§ Work to be completed: Consider the data that follows and state how many lines contain the string "this", using the number alone.
--------------------
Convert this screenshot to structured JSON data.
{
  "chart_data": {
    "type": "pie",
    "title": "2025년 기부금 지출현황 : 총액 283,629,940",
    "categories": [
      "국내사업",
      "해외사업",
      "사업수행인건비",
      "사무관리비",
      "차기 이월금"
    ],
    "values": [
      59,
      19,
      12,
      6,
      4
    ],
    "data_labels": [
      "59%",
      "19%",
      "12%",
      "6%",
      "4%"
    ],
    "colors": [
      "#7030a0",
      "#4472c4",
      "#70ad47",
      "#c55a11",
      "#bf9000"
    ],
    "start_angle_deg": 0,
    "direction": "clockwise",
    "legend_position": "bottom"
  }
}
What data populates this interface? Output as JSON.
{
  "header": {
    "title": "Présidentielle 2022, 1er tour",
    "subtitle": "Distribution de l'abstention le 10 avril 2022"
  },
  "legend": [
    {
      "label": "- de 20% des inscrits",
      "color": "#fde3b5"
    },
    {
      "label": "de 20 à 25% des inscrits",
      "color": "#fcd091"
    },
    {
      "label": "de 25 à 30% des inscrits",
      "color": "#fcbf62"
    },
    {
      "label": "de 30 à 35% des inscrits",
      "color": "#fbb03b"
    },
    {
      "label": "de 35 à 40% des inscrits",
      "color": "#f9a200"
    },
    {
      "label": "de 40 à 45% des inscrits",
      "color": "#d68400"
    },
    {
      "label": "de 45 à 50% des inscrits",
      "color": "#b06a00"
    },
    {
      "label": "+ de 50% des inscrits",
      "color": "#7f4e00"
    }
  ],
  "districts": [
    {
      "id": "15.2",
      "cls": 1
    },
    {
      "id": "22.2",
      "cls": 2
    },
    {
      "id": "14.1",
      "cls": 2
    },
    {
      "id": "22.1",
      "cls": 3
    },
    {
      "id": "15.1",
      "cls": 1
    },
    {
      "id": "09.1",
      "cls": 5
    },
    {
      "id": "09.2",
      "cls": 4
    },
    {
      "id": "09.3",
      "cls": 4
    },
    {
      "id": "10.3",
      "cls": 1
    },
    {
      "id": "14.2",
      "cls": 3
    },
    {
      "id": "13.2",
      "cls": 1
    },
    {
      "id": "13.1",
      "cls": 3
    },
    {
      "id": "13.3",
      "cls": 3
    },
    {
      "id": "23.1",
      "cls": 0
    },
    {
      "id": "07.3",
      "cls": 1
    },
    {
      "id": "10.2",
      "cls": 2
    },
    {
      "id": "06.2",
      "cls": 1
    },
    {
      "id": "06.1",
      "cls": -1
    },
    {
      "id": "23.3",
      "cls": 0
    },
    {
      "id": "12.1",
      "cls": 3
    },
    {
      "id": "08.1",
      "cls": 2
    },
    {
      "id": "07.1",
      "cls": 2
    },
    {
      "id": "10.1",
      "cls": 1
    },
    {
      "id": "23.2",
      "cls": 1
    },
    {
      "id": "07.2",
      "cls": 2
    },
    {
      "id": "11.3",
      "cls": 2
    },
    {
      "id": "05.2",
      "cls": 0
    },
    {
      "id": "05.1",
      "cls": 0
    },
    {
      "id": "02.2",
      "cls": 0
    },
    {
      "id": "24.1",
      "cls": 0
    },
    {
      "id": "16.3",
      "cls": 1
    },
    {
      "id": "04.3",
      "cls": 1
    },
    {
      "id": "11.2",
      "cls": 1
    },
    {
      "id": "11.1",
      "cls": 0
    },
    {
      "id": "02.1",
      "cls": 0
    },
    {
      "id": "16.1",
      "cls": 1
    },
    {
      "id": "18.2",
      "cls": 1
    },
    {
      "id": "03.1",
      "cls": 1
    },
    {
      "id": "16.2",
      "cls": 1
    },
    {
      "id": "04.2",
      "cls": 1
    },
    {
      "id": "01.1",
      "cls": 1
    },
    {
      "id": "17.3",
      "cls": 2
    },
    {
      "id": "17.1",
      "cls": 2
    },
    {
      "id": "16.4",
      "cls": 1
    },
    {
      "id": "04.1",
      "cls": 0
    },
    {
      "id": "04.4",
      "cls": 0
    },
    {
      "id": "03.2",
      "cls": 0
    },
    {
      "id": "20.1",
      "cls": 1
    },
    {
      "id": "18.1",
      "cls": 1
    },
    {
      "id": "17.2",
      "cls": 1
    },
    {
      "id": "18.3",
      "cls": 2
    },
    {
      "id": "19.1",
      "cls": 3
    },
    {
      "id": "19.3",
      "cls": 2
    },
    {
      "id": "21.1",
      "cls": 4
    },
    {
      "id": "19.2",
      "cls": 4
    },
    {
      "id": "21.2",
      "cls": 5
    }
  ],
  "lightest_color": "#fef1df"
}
--------------------
§ Full response: 2